| MATERIAL SHOWN |
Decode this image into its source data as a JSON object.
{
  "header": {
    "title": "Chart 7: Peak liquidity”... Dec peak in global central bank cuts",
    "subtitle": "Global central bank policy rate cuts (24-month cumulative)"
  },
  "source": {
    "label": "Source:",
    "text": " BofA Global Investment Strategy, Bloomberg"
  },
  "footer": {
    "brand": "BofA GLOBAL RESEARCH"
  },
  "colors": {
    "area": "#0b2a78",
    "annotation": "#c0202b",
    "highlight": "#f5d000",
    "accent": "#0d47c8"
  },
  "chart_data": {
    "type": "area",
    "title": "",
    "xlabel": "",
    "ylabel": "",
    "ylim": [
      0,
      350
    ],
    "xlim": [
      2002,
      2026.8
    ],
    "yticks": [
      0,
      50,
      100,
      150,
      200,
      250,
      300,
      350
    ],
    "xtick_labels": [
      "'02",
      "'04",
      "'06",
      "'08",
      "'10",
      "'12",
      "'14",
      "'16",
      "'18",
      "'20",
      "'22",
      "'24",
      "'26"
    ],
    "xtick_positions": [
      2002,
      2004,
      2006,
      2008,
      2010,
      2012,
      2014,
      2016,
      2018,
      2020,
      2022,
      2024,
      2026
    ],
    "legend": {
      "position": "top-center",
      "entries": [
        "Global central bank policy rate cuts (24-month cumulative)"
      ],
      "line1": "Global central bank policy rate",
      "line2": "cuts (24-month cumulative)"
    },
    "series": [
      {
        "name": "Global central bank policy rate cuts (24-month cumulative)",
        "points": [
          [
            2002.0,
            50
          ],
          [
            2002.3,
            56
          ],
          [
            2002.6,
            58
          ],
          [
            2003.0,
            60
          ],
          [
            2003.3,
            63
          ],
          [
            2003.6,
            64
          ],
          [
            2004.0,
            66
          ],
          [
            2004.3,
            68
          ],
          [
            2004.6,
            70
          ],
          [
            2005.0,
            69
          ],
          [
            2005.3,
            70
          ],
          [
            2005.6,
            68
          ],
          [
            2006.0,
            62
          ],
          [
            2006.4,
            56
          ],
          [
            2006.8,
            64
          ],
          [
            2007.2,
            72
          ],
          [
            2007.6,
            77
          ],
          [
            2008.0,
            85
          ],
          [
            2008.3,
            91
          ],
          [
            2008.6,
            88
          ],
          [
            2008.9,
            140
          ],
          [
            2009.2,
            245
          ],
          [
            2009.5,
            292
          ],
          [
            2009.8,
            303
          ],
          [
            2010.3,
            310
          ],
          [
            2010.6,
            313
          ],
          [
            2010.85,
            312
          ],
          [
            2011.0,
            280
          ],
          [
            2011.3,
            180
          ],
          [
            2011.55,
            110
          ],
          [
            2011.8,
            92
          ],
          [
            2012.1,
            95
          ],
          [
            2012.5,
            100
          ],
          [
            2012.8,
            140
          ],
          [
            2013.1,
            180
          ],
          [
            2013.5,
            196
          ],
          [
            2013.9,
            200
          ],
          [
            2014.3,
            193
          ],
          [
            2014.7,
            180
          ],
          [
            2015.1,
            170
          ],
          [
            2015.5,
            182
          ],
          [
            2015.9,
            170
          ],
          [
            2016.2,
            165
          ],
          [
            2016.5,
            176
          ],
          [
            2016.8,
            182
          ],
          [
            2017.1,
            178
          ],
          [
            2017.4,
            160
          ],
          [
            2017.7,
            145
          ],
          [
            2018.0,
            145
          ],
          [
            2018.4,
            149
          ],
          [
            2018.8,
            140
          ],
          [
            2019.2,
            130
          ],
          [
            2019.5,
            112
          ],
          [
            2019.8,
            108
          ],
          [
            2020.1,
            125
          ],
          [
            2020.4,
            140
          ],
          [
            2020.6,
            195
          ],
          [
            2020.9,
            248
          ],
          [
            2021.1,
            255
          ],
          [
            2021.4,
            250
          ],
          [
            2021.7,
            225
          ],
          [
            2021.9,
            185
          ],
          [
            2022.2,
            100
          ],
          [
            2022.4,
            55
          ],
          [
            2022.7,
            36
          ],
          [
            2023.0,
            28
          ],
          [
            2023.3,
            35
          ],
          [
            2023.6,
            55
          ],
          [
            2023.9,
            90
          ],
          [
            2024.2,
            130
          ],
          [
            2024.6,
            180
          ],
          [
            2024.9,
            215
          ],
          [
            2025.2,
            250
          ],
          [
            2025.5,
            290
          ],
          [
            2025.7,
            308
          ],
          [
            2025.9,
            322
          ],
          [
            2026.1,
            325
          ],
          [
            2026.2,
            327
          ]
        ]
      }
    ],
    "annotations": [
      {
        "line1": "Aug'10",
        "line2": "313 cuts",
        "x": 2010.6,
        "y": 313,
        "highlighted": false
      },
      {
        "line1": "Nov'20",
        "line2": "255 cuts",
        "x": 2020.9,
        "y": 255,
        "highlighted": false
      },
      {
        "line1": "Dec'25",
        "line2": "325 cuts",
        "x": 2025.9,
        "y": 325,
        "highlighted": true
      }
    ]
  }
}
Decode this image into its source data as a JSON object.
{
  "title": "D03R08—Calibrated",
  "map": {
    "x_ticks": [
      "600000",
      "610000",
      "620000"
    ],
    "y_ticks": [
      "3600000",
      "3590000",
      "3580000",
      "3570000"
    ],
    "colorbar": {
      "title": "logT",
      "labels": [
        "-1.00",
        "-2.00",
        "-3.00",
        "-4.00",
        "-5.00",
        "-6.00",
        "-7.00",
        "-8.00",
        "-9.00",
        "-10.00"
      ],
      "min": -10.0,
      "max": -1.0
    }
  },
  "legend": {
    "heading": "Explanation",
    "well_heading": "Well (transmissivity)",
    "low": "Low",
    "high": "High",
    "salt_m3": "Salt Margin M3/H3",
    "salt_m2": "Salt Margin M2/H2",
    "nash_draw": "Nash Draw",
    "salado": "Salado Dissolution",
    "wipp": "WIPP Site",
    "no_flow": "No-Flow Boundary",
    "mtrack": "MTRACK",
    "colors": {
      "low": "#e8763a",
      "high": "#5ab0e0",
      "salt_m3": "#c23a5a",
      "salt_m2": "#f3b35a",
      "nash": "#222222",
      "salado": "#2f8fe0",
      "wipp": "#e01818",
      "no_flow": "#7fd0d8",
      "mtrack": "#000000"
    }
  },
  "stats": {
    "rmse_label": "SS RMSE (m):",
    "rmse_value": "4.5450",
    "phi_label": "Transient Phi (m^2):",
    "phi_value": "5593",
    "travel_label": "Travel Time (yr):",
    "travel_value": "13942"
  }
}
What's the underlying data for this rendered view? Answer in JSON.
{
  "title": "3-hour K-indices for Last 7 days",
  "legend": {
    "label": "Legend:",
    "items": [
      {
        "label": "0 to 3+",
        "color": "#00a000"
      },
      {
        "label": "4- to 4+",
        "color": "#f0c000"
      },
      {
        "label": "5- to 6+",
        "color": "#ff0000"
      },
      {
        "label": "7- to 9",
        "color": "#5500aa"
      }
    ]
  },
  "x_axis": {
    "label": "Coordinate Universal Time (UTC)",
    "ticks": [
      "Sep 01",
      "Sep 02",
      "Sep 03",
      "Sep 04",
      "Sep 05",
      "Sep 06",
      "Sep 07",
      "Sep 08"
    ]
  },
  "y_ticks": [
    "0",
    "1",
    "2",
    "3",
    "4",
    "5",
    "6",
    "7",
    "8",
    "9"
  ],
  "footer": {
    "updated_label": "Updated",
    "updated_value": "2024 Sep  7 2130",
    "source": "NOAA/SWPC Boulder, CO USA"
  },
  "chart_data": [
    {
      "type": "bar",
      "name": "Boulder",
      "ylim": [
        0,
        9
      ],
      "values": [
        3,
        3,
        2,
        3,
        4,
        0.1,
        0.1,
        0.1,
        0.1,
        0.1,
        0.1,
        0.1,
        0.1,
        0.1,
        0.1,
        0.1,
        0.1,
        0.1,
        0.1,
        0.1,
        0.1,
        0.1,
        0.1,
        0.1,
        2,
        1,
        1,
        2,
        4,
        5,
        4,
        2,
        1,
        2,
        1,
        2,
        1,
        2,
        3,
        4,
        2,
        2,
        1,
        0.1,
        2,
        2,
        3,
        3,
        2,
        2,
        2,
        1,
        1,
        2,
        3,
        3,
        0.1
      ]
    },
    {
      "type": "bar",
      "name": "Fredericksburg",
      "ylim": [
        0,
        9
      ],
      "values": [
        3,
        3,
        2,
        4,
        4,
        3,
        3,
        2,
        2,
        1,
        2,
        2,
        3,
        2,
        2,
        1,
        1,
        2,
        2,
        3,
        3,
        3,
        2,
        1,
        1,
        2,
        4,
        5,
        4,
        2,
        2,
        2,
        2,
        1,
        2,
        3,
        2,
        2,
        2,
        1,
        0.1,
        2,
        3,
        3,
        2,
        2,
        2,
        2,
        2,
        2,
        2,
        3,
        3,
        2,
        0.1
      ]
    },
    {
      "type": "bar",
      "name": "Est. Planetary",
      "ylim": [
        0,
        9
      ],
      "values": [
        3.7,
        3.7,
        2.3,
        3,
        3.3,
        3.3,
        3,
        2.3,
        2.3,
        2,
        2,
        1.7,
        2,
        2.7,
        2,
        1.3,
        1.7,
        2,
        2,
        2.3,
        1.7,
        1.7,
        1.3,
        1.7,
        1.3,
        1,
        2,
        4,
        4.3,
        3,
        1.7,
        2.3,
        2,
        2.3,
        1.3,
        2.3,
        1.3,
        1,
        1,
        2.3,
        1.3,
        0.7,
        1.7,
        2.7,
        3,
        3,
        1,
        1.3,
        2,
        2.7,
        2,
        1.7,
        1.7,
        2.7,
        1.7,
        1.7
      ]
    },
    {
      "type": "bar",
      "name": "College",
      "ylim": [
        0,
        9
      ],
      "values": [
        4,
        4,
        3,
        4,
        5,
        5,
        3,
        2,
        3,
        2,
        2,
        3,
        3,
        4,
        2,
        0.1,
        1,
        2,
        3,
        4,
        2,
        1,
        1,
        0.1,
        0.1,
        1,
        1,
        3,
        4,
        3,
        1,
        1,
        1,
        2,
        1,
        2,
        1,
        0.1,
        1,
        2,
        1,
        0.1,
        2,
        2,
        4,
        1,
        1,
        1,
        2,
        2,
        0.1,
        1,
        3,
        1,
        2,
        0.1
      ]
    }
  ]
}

| EXERCISE REQUIREMENTS |
Count every line in the data where the string "Boulder" occurs. Give nothing except the number.

| OUTPUT FOR THIS EXERCISE |
2